─── Entries ───

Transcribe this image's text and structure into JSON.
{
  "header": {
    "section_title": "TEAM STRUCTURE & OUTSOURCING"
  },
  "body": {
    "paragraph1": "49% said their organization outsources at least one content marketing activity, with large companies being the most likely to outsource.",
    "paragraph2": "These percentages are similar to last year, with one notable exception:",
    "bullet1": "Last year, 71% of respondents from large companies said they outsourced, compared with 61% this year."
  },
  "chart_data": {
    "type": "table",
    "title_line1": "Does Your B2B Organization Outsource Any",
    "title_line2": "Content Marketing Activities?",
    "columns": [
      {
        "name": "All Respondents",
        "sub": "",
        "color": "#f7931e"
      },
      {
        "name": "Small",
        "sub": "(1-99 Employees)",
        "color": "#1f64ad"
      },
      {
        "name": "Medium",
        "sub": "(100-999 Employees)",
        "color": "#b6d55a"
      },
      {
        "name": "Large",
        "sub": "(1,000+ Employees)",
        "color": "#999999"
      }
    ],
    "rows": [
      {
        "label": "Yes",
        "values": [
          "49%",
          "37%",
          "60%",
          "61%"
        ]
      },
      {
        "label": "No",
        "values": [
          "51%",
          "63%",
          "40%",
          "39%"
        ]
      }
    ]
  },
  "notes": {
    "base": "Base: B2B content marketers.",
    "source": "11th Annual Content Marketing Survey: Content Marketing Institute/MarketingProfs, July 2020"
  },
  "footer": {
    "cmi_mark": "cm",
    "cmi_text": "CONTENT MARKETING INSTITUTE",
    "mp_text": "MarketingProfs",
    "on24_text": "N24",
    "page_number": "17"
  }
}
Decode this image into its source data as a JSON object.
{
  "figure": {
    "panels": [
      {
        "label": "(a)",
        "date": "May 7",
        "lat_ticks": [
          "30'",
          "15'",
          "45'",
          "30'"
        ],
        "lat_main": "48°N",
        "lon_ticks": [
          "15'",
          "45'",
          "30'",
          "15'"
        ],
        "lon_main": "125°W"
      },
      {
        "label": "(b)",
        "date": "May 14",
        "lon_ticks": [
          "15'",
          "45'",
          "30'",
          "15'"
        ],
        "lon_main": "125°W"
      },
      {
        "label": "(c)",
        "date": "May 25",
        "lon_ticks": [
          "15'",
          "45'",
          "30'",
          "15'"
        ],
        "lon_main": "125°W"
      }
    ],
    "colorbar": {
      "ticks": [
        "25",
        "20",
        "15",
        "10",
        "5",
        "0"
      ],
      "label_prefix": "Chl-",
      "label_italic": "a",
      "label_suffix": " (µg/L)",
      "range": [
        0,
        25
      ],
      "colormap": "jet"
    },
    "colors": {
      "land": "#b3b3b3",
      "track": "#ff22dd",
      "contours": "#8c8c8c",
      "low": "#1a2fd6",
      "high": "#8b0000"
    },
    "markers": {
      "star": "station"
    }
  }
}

───

Short task -> Reproduce the material above, every line of it, exactly.

Output for this exercise ->
Transcribe this image's text and structure into JSON.
{
  "header": {
    "section_title": "TEAM STRUCTURE & OUTSOURCING"
  },
  "body": {
    "paragraph1": "49% said their organization outsources at least one content marketing activity, with large companies being the most likely to outsource.",
    "paragraph2": "These percentages are similar to last year, with one notable exception:",
    "bullet1": "Last year, 71% of respondents from large companies said they outsourced, compared with 61% this year."
  },
  "chart_data": {
    "type": "table",
    "title_line1": "Does Your B2B Organization Outsource Any",
    "title_line2": "Content Marketing Activities?",
    "columns": [
      {
        "name": "All Respondents",
        "sub": "",
        "color": "#f7931e"
      },
      {
        "name": "Small",
        "sub": "(1-99 Employees)",
        "color": "#1f64ad"
      },
      {
        "name": "Medium",
        "sub": "(100-999 Employees)",
        "color": "#b6d55a"
      },
      {
        "name": "Large",
        "sub": "(1,000+ Employees)",
        "color": "#999999"
      }
    ],
    "rows": [
      {
        "label": "Yes",
        "values": [
          "49%",
          "37%",
          "60%",
          "61%"
        ]
      },
      {
        "label": "No",
        "values": [
          "51%",
          "63%",
          "40%",
          "39%"
        ]
      }
    ]
  },
  "notes": {
    "base": "Base: B2B content marketers.",
    "source": "11th Annual Content Marketing Survey: Content Marketing Institute/MarketingProfs, July 2020"
  },
  "footer": {
    "cmi_mark": "cm",
    "cmi_text": "CONTENT MARKETING INSTITUTE",
    "mp_text": "MarketingProfs",
    "on24_text": "N24",
    "page_number": "17"
  }
}
Decode this image into its source data as a JSON object.
{
  "figure": {
    "panels": [
      {
        "label": "(a)",
        "date": "May 7",
        "lat_ticks": [
          "30'",
          "15'",
          "45'",
          "30'"
        ],
        "lat_main": "48°N",
        "lon_ticks": [
          "15'",
          "45'",
          "30'",
          "15'"
        ],
        "lon_main": "125°W"
      },
      {
        "label": "(b)",
        "date": "May 14",
        "lon_ticks": [
          "15'",
          "45'",
          "30'",
          "15'"
        ],
        "lon_main": "125°W"
      },
      {
        "label": "(c)",
        "date": "May 25",
        "lon_ticks": [
          "15'",
          "45'",
          "30'",
          "15'"
        ],
        "lon_main": "125°W"
      }
    ],
    "colorbar": {
      "ticks": [
        "25",
        "20",
        "15",
        "10",
        "5",
        "0"
      ],
      "label_prefix": "Chl-",
      "label_italic": "a",
      "label_suffix": " (µg/L)",
      "range": [
        0,
        25
      ],
      "colormap": "jet"
    },
    "colors": {
      "land": "#b3b3b3",
      "track": "#ff22dd",
      "contours": "#8c8c8c",
      "low": "#1a2fd6",
      "high": "#8b0000"
    },
    "markers": {
      "star": "station"
    }
  }
}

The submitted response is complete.